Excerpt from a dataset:
— BEGIN —
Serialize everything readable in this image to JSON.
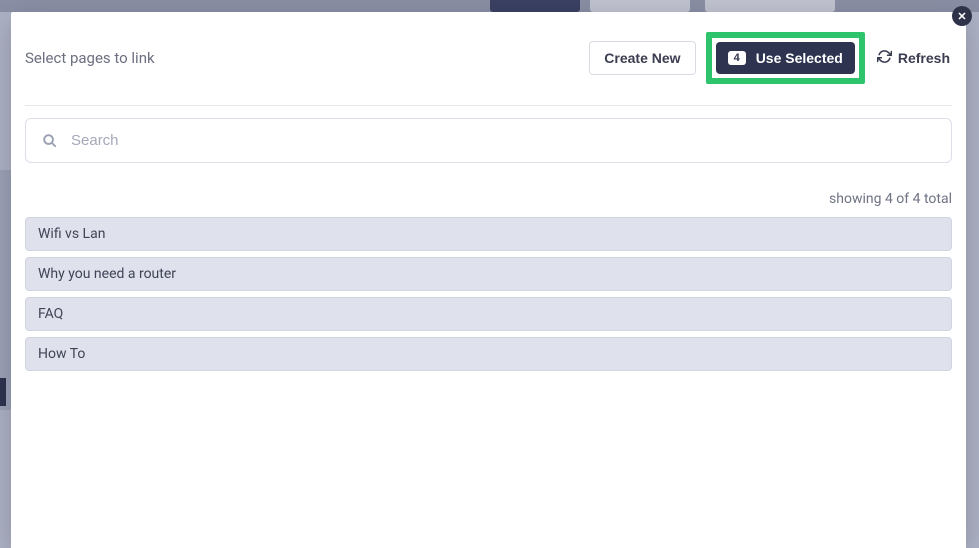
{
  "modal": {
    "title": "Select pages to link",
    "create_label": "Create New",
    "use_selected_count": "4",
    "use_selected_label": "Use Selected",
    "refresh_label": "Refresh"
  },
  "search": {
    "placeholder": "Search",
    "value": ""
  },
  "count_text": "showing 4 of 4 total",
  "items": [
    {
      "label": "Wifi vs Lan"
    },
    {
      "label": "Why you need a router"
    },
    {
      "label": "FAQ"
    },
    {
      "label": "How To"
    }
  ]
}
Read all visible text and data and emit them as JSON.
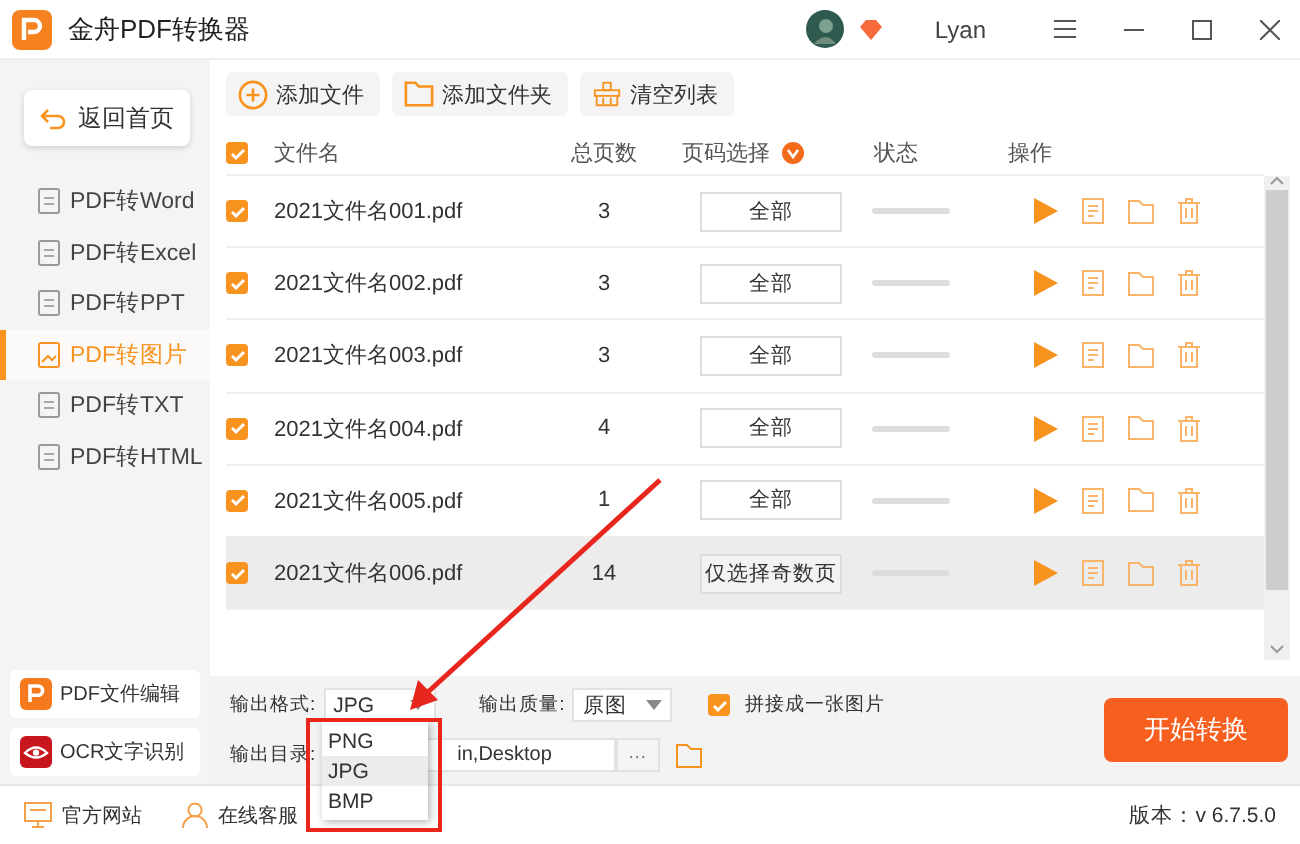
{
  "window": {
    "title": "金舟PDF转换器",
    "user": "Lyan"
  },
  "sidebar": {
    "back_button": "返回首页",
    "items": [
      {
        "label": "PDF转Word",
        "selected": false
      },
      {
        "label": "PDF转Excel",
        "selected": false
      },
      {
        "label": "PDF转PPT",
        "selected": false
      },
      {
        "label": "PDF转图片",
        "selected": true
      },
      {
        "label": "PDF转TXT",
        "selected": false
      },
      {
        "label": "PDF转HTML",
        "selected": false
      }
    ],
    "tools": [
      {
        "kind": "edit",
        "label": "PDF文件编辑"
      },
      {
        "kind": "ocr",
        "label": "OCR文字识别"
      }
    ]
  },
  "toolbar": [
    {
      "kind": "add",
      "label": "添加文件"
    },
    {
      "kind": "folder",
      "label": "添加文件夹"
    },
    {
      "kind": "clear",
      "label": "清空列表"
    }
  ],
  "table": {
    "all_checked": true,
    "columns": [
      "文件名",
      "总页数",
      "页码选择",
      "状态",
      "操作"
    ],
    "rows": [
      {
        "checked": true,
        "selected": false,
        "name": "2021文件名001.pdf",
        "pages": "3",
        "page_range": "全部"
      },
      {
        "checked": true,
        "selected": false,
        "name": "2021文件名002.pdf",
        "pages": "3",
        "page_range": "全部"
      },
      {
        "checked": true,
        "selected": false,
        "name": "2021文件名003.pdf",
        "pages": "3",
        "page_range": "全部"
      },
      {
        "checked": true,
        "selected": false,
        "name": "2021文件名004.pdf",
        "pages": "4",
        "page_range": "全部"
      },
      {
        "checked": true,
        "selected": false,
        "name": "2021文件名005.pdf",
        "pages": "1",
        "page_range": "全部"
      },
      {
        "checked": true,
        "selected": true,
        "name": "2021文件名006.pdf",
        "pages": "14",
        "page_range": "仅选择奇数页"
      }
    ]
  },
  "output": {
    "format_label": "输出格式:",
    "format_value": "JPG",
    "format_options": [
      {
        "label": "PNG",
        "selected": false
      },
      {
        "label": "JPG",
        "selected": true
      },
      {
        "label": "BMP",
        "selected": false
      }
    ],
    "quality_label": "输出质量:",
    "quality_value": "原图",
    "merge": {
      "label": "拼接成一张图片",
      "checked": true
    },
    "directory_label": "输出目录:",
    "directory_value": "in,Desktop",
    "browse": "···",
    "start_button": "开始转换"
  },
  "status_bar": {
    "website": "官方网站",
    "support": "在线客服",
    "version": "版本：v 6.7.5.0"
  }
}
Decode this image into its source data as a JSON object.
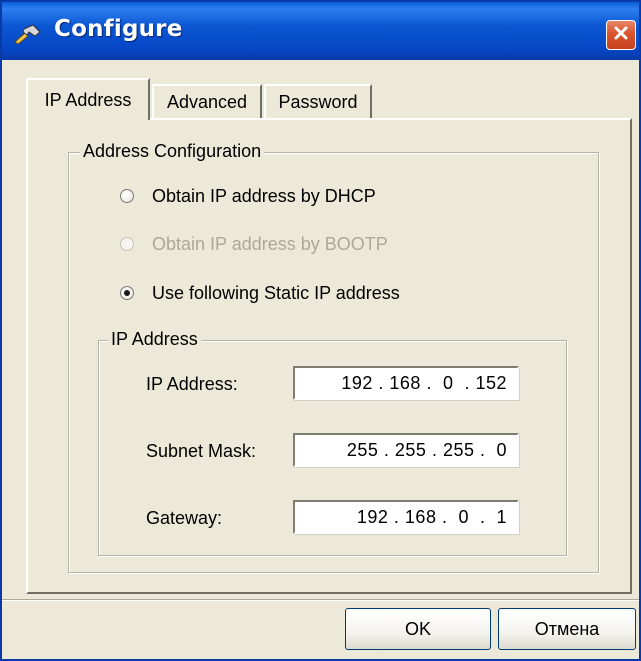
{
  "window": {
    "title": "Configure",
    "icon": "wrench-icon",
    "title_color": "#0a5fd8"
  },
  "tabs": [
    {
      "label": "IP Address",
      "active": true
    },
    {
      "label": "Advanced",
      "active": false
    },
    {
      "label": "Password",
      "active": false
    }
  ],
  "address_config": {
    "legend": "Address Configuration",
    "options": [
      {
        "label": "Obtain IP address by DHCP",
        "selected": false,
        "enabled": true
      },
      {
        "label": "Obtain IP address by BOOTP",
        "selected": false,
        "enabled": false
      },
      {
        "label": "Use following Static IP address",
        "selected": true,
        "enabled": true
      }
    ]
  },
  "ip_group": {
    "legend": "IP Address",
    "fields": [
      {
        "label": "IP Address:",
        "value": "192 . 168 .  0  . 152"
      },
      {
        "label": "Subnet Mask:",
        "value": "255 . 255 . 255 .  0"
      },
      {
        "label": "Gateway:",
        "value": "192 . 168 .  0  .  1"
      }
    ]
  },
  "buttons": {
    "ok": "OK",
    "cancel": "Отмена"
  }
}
— END —
Print exactly the lines from the line with "Decode this image" through the end of the data, both ends included, and print no pictures.

**Answer for the task:**
Decode this image into its source data as a JSON object.
{
  "window": {
    "title": "Configure",
    "icon": "wrench-icon",
    "title_color": "#0a5fd8"
  },
  "tabs": [
    {
      "label": "IP Address",
      "active": true
    },
    {
      "label": "Advanced",
      "active": false
    },
    {
      "label": "Password",
      "active": false
    }
  ],
  "address_config": {
    "legend": "Address Configuration",
    "options": [
      {
        "label": "Obtain IP address by DHCP",
        "selected": false,
        "enabled": true
      },
      {
        "label": "Obtain IP address by BOOTP",
        "selected": false,
        "enabled": false
      },
      {
        "label": "Use following Static IP address",
        "selected": true,
        "enabled": true
      }
    ]
  },
  "ip_group": {
    "legend": "IP Address",
    "fields": [
      {
        "label": "IP Address:",
        "value": "192 . 168 .  0  . 152"
      },
      {
        "label": "Subnet Mask:",
        "value": "255 . 255 . 255 .  0"
      },
      {
        "label": "Gateway:",
        "value": "192 . 168 .  0  .  1"
      }
    ]
  },
  "buttons": {
    "ok": "OK",
    "cancel": "Отмена"
  }
}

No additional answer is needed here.